Given problem. Give every entry again, unchanged, and leave its images out.

Raw records.
— start —

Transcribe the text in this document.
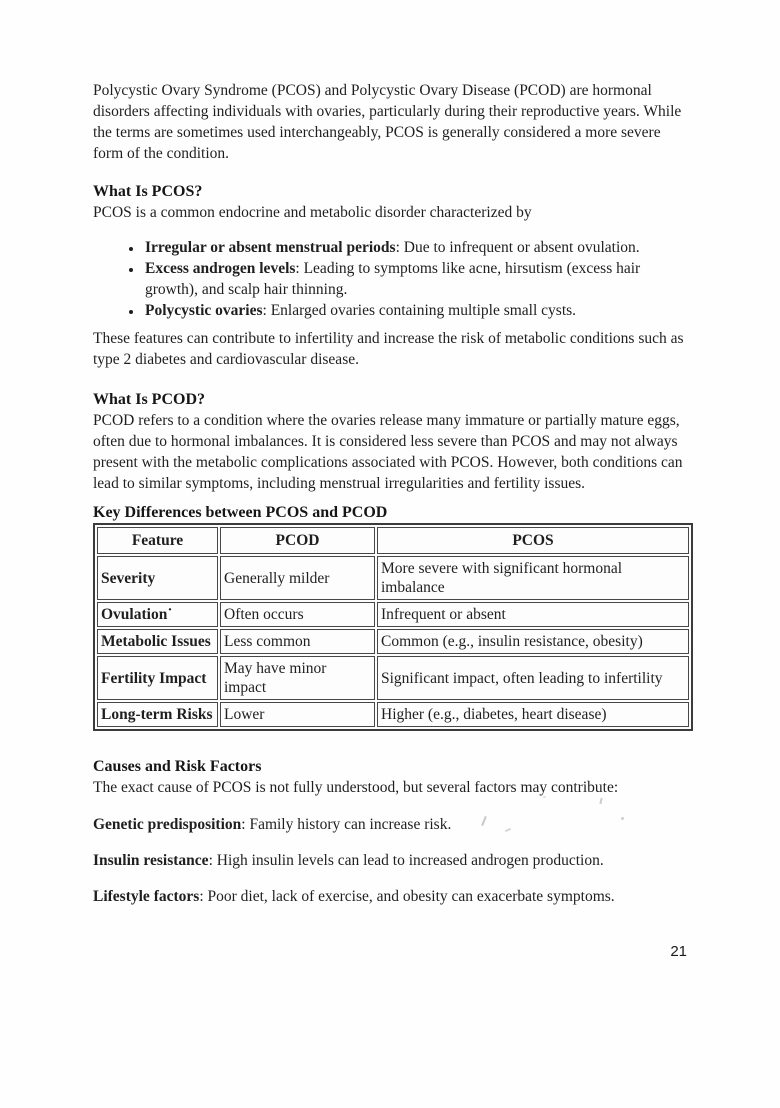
Polycystic Ovary Syndrome (PCOS) and Polycystic Ovary Disease (PCOD) are hormonal disorders affecting individuals with ovaries, particularly during their reproductive years. While the terms are sometimes used interchangeably, PCOS is generally considered a more severe form of the condition.

What Is PCOS?

PCOS is a common endocrine and metabolic disorder characterized by

• Irregular or absent menstrual periods: Due to infrequent or absent ovulation.
• Excess androgen levels: Leading to symptoms like acne, hirsutism (excess hair growth), and scalp hair thinning.
• Polycystic ovaries: Enlarged ovaries containing multiple small cysts.

These features can contribute to infertility and increase the risk of metabolic conditions such as type 2 diabetes and cardiovascular disease.

What Is PCOD?

PCOD refers to a condition where the ovaries release many immature or partially mature eggs, often due to hormonal imbalances. It is considered less severe than PCOS and may not always present with the metabolic complications associated with PCOS. However, both conditions can lead to similar symptoms, including menstrual irregularities and fertility issues.

Key Differences between PCOS and PCOD
Feature	PCOD	PCOS
Severity	Generally milder	More severe with significant hormonal imbalance
Ovulation˙	Often occurs	Infrequent or absent
Metabolic Issues	Less common	Common (e.g., insulin resistance, obesity)
Fertility Impact	May have minor impact	Significant impact, often leading to infertility
Long-term Risks	Lower	Higher (e.g., diabetes, heart disease)
Causes and Risk Factors

The exact cause of PCOS is not fully understood, but several factors may contribute:

Genetic predisposition: Family history can increase risk.

Insulin resistance: High insulin levels can lead to increased androgen production.

Lifestyle factors: Poor diet, lack of exercise, and obesity can exacerbate symptoms.

21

— end —

The answer.
Transcribe the text in this document.
Polycystic Ovary Syndrome (PCOS) and Polycystic Ovary Disease (PCOD) are hormonal disorders affecting individuals with ovaries, particularly during their reproductive years. While the terms are sometimes used interchangeably, PCOS is generally considered a more severe form of the condition.

What Is PCOS?

PCOS is a common endocrine and metabolic disorder characterized by

• Irregular or absent menstrual periods: Due to infrequent or absent ovulation.
• Excess androgen levels: Leading to symptoms like acne, hirsutism (excess hair growth), and scalp hair thinning.
• Polycystic ovaries: Enlarged ovaries containing multiple small cysts.

These features can contribute to infertility and increase the risk of metabolic conditions such as type 2 diabetes and cardiovascular disease.

What Is PCOD?

PCOD refers to a condition where the ovaries release many immature or partially mature eggs, often due to hormonal imbalances. It is considered less severe than PCOS and may not always present with the metabolic complications associated with PCOS. However, both conditions can lead to similar symptoms, including menstrual irregularities and fertility issues.

Key Differences between PCOS and PCOD
Feature	PCOD	PCOS
Severity	Generally milder	More severe with significant hormonal imbalance
Ovulation˙	Often occurs	Infrequent or absent
Metabolic Issues	Less common	Common (e.g., insulin resistance, obesity)
Fertility Impact	May have minor impact	Significant impact, often leading to infertility
Long-term Risks	Lower	Higher (e.g., diabetes, heart disease)
Causes and Risk Factors

The exact cause of PCOS is not fully understood, but several factors may contribute:

Genetic predisposition: Family history can increase risk.

Insulin resistance: High insulin levels can lead to increased androgen production.

Lifestyle factors: Poor diet, lack of exercise, and obesity can exacerbate symptoms.

21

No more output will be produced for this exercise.